• What the task asks
Of all the lines in the material below, how many include the string "marker"? Give the number only.

** Begin Provided records **

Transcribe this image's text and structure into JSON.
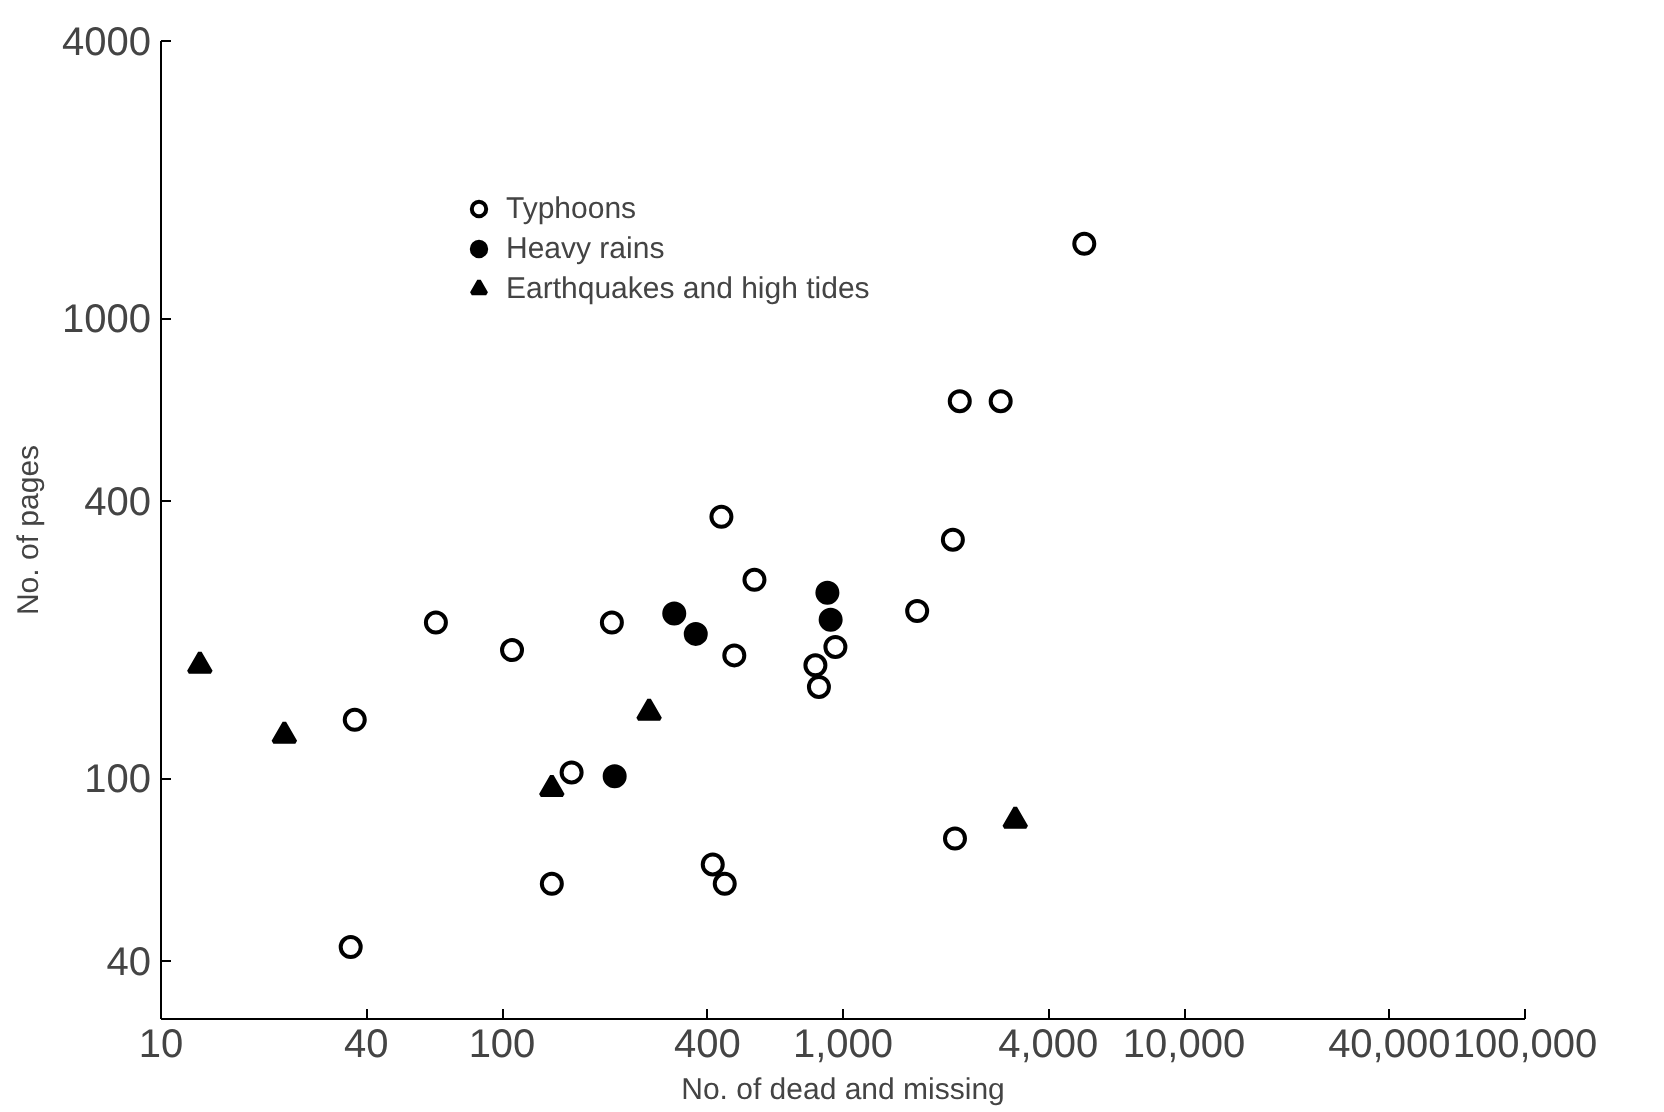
{
  "chart_data": {
    "type": "scatter",
    "xlabel": "No. of dead and missing",
    "ylabel": "No. of pages",
    "log": "xy",
    "grid": false,
    "legend": "top left",
    "xlim": [
      10,
      100000
    ],
    "ylim": [
      30,
      4000
    ],
    "xticks": [
      10,
      40,
      100,
      400,
      {
        "value": 1000,
        "label": "1,000"
      },
      {
        "value": 4000,
        "label": "4,000"
      },
      {
        "value": 10000,
        "label": "10,000"
      },
      {
        "value": 40000,
        "label": "40,000"
      },
      {
        "value": 100000,
        "label": "100,000"
      }
    ],
    "yticks": [
      40,
      100,
      400,
      1000,
      4000
    ],
    "series": [
      {
        "name": "Typhoons",
        "color": "#000000",
        "marker": "circle_open",
        "x": [
          64,
          107,
          210,
          550,
          480,
          830,
          850,
          950,
          1650,
          37,
          160,
          140,
          415,
          450,
          36,
          2130,
          5100,
          2200,
          2900,
          2100,
          440
        ],
        "values": [
          218,
          190,
          218,
          270,
          185,
          176,
          158,
          193,
          231,
          134,
          103,
          59,
          65,
          59,
          43,
          74,
          1450,
          660,
          660,
          330,
          370
        ]
      },
      {
        "name": "Heavy rains",
        "color": "#000000",
        "marker": "circle",
        "x": [
          320,
          370,
          900,
          920,
          214
        ],
        "values": [
          228,
          206,
          253,
          221,
          101
        ]
      },
      {
        "name": "Earthquakes and high tides",
        "color": "#000000",
        "marker": "triangle",
        "x": [
          13,
          23,
          270,
          140,
          3200
        ],
        "values": [
          176,
          124,
          139,
          95,
          81
        ]
      }
    ]
  }
}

** End Provided records **

• Worked solution
3